Stored items from a collection:
===
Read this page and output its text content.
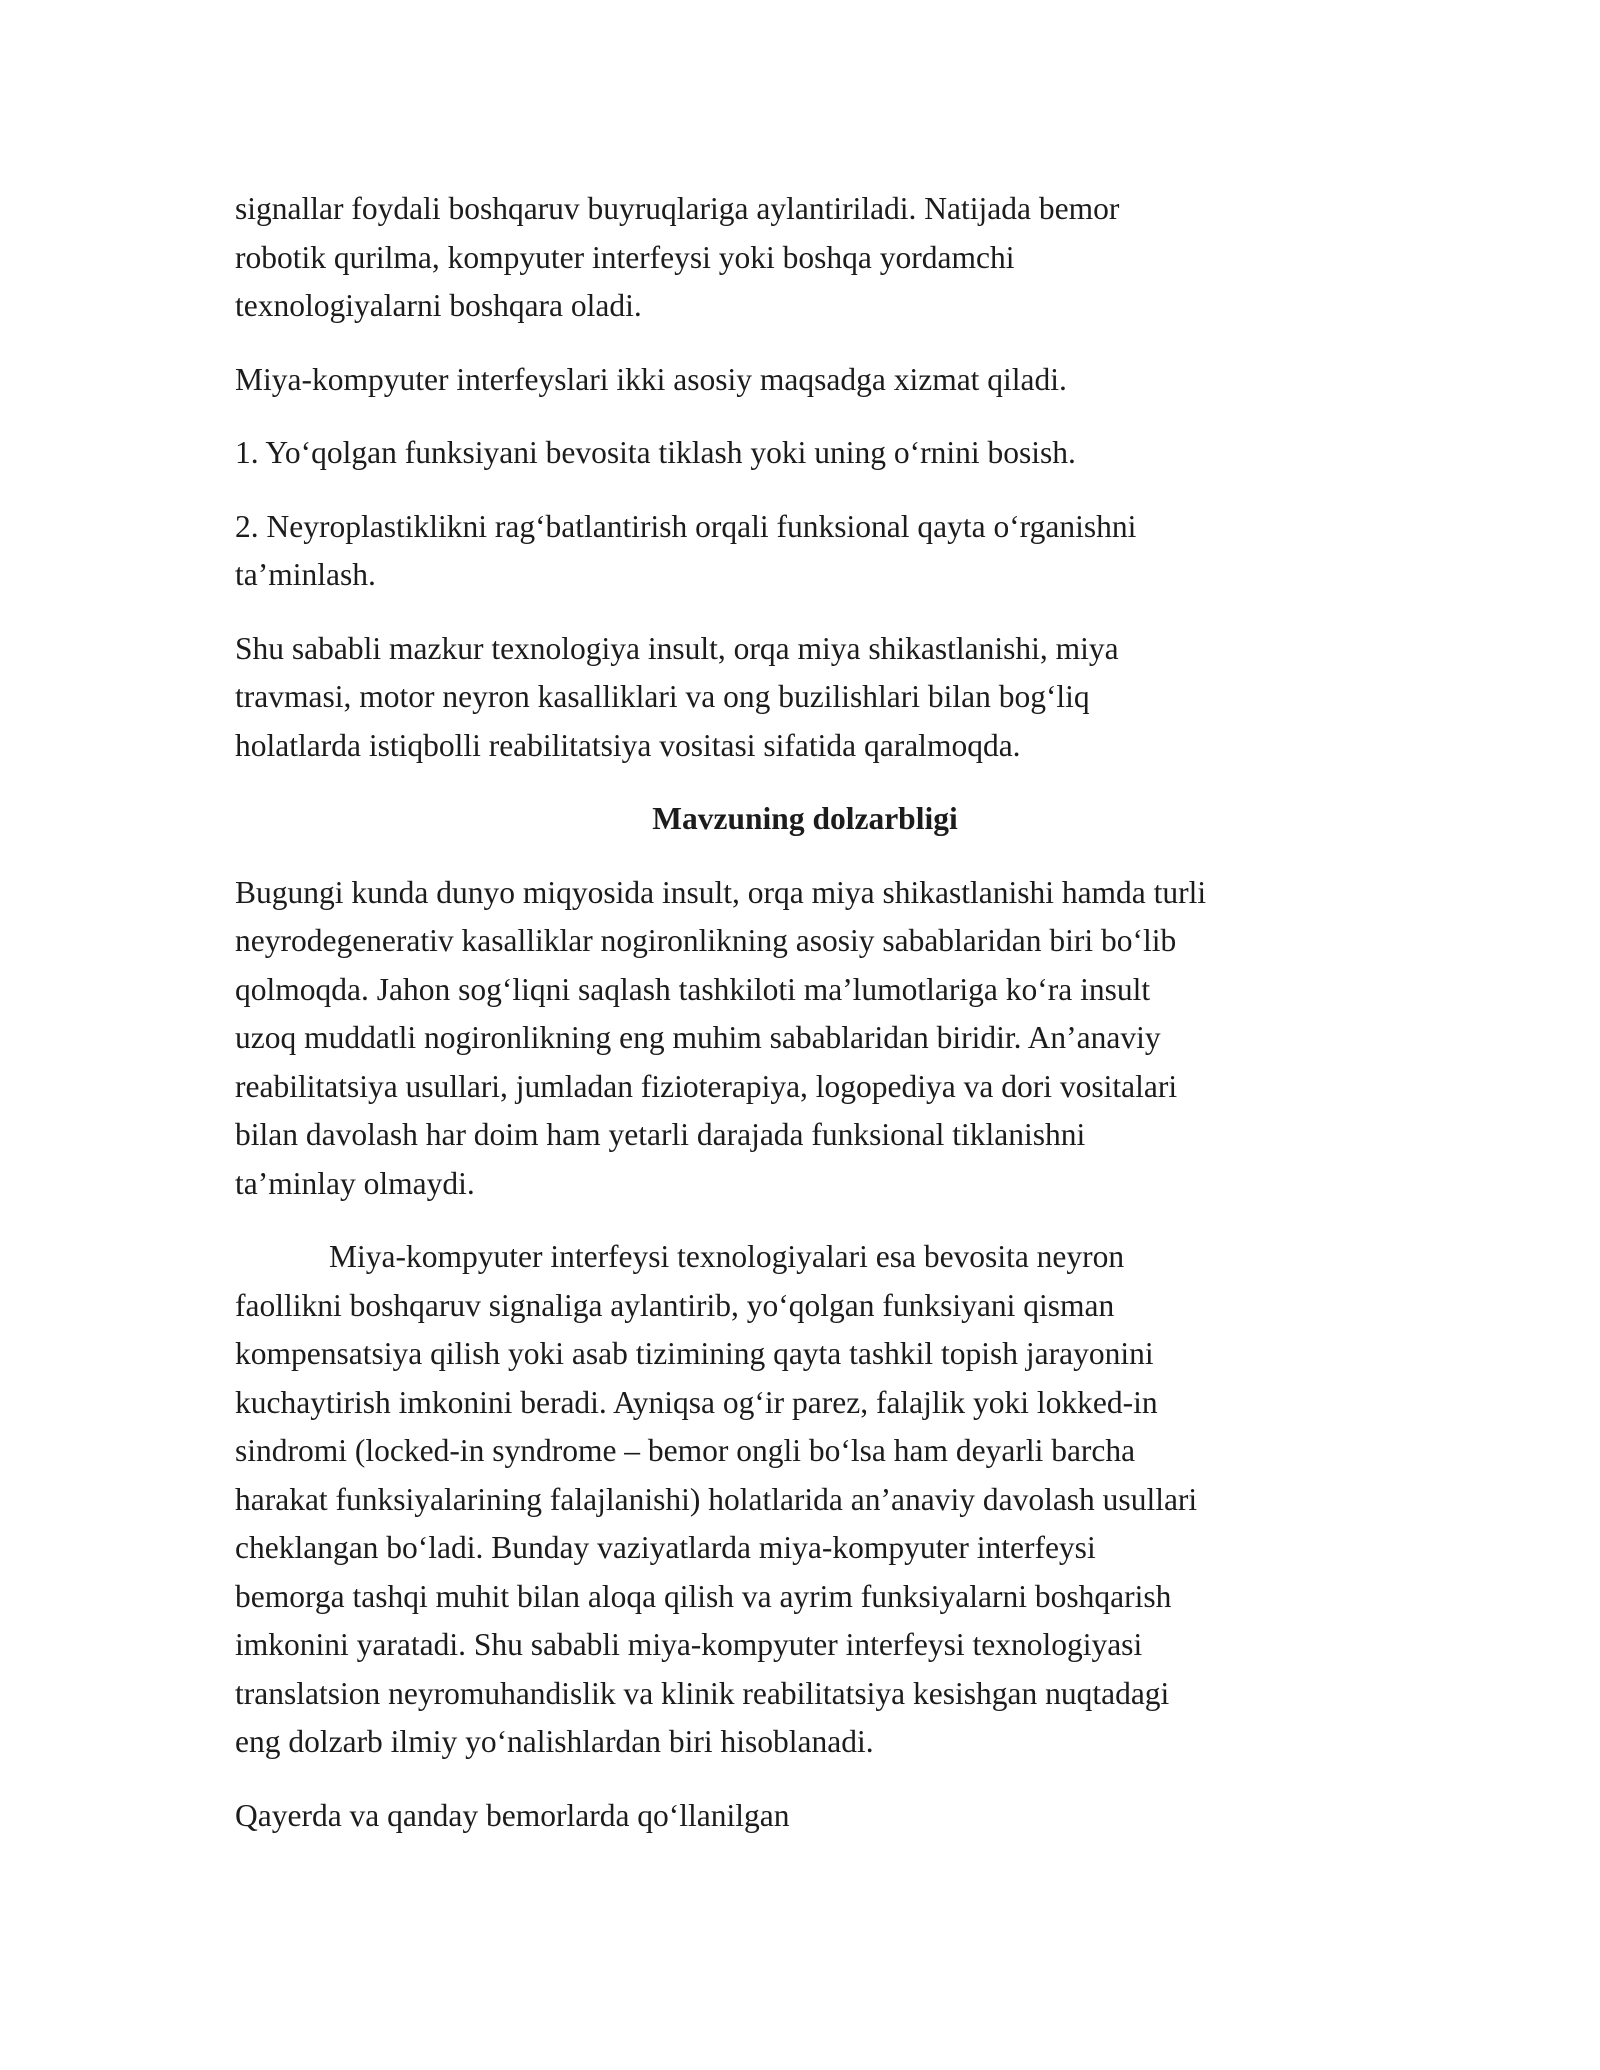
signallar foydali boshqaruv buyruqlariga aylantiriladi. Natijada bemor
robotik qurilma, kompyuter interfeysi yoki boshqa yordamchi
texnologiyalarni boshqara oladi.

Miya-kompyuter interfeyslari ikki asosiy maqsadga xizmat qiladi.

1. Yo‘qolgan funksiyani bevosita tiklash yoki uning o‘rnini bosish.

2. Neyroplastiklikni rag‘batlantirish orqali funksional qayta o‘rganishni
ta’minlash.

Shu sababli mazkur texnologiya insult, orqa miya shikastlanishi, miya
travmasi, motor neyron kasalliklari va ong buzilishlari bilan bog‘liq
holatlarda istiqbolli reabilitatsiya vositasi sifatida qaralmoqda.

Mavzuning dolzarbligi

Bugungi kunda dunyo miqyosida insult, orqa miya shikastlanishi hamda turli
neyrodegenerativ kasalliklar nogironlikning asosiy sabablaridan biri bo‘lib
qolmoqda. Jahon sog‘liqni saqlash tashkiloti ma’lumotlariga ko‘ra insult
uzoq muddatli nogironlikning eng muhim sabablaridan biridir. An’anaviy
reabilitatsiya usullari, jumladan fizioterapiya, logopediya va dori vositalari
bilan davolash har doim ham yetarli darajada funksional tiklanishni
ta’minlay olmaydi.

Miya-kompyuter interfeysi texnologiyalari esa bevosita neyron
faollikni boshqaruv signaliga aylantirib, yo‘qolgan funksiyani qisman
kompensatsiya qilish yoki asab tizimining qayta tashkil topish jarayonini
kuchaytirish imkonini beradi. Ayniqsa og‘ir parez, falajlik yoki lokked-in
sindromi (locked-in syndrome – bemor ongli bo‘lsa ham deyarli barcha
harakat funksiyalarining falajlanishi) holatlarida an’anaviy davolash usullari
cheklangan bo‘ladi. Bunday vaziyatlarda miya-kompyuter interfeysi
bemorga tashqi muhit bilan aloqa qilish va ayrim funksiyalarni boshqarish
imkonini yaratadi. Shu sababli miya-kompyuter interfeysi texnologiyasi
translatsion neyromuhandislik va klinik reabilitatsiya kesishgan nuqtadagi
eng dolzarb ilmiy yo‘nalishlardan biri hisoblanadi.

Qayerda va qanday bemorlarda qo‘llanilgan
===
Brief -
Quote all of the entries word for word, omitting any pictures.

Answer to this problem -
Read this page and output its text content.
signallar foydali boshqaruv buyruqlariga aylantiriladi. Natijada bemor
robotik qurilma, kompyuter interfeysi yoki boshqa yordamchi
texnologiyalarni boshqara oladi.

Miya-kompyuter interfeyslari ikki asosiy maqsadga xizmat qiladi.

1. Yo‘qolgan funksiyani bevosita tiklash yoki uning o‘rnini bosish.

2. Neyroplastiklikni rag‘batlantirish orqali funksional qayta o‘rganishni
ta’minlash.

Shu sababli mazkur texnologiya insult, orqa miya shikastlanishi, miya
travmasi, motor neyron kasalliklari va ong buzilishlari bilan bog‘liq
holatlarda istiqbolli reabilitatsiya vositasi sifatida qaralmoqda.

Mavzuning dolzarbligi

Bugungi kunda dunyo miqyosida insult, orqa miya shikastlanishi hamda turli
neyrodegenerativ kasalliklar nogironlikning asosiy sabablaridan biri bo‘lib
qolmoqda. Jahon sog‘liqni saqlash tashkiloti ma’lumotlariga ko‘ra insult
uzoq muddatli nogironlikning eng muhim sabablaridan biridir. An’anaviy
reabilitatsiya usullari, jumladan fizioterapiya, logopediya va dori vositalari
bilan davolash har doim ham yetarli darajada funksional tiklanishni
ta’minlay olmaydi.

Miya-kompyuter interfeysi texnologiyalari esa bevosita neyron
faollikni boshqaruv signaliga aylantirib, yo‘qolgan funksiyani qisman
kompensatsiya qilish yoki asab tizimining qayta tashkil topish jarayonini
kuchaytirish imkonini beradi. Ayniqsa og‘ir parez, falajlik yoki lokked-in
sindromi (locked-in syndrome – bemor ongli bo‘lsa ham deyarli barcha
harakat funksiyalarining falajlanishi) holatlarida an’anaviy davolash usullari
cheklangan bo‘ladi. Bunday vaziyatlarda miya-kompyuter interfeysi
bemorga tashqi muhit bilan aloqa qilish va ayrim funksiyalarni boshqarish
imkonini yaratadi. Shu sababli miya-kompyuter interfeysi texnologiyasi
translatsion neyromuhandislik va klinik reabilitatsiya kesishgan nuqtadagi
eng dolzarb ilmiy yo‘nalishlardan biri hisoblanadi.

Qayerda va qanday bemorlarda qo‘llanilgan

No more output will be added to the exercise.